- [Provided data]
━━━━━━━━━━

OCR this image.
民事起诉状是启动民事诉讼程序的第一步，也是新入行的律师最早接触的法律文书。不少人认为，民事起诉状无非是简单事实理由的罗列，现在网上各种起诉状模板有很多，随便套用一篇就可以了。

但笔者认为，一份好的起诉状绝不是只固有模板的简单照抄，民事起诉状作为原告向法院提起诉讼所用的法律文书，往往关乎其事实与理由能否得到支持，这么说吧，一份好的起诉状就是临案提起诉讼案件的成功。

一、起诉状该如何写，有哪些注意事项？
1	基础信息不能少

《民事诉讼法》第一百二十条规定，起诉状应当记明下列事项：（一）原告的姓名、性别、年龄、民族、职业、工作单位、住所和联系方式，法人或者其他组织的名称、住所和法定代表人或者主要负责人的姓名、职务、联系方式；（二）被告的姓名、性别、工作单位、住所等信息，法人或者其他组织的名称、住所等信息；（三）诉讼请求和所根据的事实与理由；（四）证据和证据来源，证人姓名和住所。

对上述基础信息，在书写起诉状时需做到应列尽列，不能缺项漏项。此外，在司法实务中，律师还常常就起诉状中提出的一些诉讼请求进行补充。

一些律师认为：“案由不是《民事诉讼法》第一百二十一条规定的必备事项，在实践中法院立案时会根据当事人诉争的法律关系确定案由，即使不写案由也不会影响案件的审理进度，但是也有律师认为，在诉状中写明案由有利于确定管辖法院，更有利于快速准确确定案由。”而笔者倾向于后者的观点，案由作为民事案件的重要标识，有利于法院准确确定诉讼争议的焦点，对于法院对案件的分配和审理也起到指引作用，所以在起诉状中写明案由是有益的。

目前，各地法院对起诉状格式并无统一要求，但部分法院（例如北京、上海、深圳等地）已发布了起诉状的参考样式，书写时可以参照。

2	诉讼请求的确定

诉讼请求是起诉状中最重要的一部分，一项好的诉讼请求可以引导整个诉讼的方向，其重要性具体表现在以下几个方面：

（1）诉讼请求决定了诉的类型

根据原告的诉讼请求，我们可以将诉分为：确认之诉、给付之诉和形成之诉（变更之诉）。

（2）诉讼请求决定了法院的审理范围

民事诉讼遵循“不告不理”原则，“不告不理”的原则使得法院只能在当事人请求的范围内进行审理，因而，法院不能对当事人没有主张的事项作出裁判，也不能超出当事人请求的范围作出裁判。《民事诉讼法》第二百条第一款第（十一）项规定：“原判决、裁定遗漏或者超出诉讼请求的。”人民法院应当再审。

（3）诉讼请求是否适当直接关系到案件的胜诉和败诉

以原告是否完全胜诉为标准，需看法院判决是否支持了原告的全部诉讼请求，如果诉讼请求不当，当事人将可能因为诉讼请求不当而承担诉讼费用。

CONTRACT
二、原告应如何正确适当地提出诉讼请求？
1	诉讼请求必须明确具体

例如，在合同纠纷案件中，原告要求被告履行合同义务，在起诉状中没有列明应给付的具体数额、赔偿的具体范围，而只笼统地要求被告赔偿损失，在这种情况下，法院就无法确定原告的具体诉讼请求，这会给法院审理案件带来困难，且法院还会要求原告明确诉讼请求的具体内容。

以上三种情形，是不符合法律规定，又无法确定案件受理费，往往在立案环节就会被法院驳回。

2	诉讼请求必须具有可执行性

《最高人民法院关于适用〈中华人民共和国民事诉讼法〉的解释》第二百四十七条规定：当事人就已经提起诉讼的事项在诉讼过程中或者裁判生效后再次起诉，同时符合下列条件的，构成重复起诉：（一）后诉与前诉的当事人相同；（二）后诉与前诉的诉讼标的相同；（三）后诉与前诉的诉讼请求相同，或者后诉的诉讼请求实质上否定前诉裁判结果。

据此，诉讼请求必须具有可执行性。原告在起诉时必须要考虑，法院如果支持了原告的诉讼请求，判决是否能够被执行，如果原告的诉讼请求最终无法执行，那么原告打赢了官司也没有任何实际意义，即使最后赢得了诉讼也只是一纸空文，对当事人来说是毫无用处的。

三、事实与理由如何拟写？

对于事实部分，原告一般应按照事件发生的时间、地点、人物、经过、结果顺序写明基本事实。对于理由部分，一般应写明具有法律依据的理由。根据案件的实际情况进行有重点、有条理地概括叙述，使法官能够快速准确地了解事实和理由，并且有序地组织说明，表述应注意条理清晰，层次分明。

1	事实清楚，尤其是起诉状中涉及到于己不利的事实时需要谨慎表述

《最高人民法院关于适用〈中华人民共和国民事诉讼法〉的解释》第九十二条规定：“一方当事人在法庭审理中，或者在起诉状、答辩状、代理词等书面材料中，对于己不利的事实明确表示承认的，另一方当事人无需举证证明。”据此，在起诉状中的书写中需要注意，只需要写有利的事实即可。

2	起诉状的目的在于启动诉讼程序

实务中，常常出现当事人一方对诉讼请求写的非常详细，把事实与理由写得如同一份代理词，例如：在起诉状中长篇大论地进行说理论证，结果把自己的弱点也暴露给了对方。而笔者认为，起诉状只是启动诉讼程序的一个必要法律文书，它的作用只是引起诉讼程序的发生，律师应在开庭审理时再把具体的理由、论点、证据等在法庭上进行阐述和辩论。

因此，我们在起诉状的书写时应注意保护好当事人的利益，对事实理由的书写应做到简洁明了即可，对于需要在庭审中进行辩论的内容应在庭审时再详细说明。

━━━━━━━━━━

- [Instructions to follow]
Gather each line of the records holding the string "最高人民法院关于适用".

- [Expected answer]
《最高人民法院关于适用〈中华人民共和国民事诉讼法〉的解释》第二百四十七条规定：当事人就已经提起诉讼的事项在诉讼过程中或者裁判生效后再次起诉，同时符合下列条件的，构成重复起诉：（一）后诉与前诉的当事人相同；（二）后诉与前诉的诉讼标的相同；（三）后诉与前诉的诉讼请求相同，或者后诉的诉讼请求实质上否定前诉裁判结果。
《最高人民法院关于适用〈中华人民共和国民事诉讼法〉的解释》第九十二条规定：“一方当事人在法庭审理中，或者在起诉状、答辩状、代理词等书面材料中，对于己不利的事实明确表示承认的，另一方当事人无需举证证明。”据此，在起诉状中的书写中需要注意，只需要写有利的事实即可。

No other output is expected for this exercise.